(EXERCISE): Provide only the number of lines in the listing that contain the string "operational".

>> start

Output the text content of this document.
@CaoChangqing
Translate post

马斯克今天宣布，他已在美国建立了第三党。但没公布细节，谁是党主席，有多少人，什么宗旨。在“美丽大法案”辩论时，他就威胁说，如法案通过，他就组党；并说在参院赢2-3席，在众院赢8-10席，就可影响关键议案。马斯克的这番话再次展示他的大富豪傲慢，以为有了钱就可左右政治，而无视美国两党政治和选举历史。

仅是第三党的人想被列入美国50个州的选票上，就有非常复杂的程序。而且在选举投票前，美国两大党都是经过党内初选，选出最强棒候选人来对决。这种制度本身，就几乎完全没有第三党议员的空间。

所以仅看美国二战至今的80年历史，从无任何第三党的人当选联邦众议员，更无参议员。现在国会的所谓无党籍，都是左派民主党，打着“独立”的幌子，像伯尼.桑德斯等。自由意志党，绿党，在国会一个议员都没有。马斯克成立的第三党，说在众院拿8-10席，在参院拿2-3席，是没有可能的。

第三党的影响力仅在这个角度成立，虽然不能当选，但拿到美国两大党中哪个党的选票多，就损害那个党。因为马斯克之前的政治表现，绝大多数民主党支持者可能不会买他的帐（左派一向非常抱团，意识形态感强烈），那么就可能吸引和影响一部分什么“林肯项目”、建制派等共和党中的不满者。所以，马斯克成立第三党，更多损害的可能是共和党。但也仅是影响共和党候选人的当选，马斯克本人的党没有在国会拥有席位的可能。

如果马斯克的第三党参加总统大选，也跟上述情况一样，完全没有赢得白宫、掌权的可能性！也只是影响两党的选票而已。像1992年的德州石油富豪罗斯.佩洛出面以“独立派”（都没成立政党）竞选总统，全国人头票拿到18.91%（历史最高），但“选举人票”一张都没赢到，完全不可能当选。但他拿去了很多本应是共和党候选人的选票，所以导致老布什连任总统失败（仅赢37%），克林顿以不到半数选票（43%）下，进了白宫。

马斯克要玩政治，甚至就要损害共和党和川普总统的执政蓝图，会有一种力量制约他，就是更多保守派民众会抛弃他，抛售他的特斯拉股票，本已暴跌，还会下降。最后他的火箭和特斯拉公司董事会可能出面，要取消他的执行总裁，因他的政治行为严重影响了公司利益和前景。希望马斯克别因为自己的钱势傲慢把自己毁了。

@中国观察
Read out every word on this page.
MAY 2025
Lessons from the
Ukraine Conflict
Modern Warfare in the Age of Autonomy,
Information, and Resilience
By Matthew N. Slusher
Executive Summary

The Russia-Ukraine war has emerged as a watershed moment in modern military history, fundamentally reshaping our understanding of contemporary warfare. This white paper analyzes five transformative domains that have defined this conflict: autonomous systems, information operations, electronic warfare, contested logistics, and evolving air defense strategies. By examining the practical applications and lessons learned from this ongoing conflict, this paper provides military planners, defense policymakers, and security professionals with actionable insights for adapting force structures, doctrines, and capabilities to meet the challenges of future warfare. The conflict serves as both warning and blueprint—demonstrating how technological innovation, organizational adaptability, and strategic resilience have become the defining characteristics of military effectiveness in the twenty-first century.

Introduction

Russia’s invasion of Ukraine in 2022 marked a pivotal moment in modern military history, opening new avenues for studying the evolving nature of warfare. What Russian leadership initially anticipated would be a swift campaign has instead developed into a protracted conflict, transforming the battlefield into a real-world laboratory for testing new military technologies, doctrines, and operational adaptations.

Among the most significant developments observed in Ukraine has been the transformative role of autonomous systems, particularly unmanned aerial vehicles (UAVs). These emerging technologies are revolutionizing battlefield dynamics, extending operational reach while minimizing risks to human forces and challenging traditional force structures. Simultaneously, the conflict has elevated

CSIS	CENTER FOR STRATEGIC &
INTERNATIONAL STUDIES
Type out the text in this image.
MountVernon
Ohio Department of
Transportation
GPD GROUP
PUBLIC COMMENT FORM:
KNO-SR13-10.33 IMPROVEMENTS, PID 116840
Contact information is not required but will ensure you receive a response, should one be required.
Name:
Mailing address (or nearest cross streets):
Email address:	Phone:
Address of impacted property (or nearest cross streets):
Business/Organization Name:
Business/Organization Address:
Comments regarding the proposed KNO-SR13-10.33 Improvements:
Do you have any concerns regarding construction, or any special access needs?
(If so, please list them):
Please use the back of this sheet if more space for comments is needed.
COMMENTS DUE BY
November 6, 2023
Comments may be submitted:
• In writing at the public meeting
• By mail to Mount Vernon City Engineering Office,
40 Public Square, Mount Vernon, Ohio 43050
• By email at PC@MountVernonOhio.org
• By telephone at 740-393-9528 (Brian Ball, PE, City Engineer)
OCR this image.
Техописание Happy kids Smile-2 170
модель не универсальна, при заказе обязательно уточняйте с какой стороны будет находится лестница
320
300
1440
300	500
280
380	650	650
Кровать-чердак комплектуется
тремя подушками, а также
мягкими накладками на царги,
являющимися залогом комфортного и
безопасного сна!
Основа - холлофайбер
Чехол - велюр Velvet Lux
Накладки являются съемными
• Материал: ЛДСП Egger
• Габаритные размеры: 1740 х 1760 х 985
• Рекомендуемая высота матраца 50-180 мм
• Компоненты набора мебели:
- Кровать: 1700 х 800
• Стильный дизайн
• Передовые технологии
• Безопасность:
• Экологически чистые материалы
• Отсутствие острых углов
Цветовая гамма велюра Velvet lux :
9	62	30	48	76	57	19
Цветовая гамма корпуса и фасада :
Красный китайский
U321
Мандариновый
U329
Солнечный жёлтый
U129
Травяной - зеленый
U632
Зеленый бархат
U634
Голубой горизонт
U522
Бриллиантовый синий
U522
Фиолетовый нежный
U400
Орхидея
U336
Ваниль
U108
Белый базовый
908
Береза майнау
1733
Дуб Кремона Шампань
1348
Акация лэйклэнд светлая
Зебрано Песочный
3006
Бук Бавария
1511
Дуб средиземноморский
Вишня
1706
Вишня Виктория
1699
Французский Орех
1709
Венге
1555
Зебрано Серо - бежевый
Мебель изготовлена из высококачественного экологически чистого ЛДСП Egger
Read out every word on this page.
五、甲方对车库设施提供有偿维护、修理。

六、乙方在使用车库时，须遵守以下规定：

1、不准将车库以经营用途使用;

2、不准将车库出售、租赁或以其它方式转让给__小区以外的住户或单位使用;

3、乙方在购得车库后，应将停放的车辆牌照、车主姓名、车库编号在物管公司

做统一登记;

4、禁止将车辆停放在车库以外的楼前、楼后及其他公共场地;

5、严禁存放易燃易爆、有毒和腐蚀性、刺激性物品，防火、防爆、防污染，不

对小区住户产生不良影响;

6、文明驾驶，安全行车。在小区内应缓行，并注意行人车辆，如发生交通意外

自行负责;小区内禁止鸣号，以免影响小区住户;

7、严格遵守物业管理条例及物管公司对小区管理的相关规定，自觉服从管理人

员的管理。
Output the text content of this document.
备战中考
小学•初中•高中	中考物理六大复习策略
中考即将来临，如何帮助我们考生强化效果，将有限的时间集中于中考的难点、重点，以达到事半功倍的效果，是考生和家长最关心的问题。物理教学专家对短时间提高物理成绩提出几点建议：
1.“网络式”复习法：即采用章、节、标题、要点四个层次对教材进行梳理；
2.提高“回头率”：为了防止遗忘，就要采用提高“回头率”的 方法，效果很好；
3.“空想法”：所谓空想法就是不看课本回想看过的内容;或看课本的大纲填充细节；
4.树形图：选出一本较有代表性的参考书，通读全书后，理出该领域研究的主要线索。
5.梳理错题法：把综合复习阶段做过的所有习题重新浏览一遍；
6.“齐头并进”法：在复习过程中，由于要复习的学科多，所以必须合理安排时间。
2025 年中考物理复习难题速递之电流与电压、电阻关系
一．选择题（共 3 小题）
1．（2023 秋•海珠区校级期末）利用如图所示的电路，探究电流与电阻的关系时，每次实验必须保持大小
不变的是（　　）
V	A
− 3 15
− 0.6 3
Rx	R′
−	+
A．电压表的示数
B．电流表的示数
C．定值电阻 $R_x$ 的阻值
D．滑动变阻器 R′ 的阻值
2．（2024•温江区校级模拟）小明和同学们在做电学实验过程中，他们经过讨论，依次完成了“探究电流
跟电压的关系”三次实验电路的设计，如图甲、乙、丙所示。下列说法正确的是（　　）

>> end

(ANSWER BELOW): 2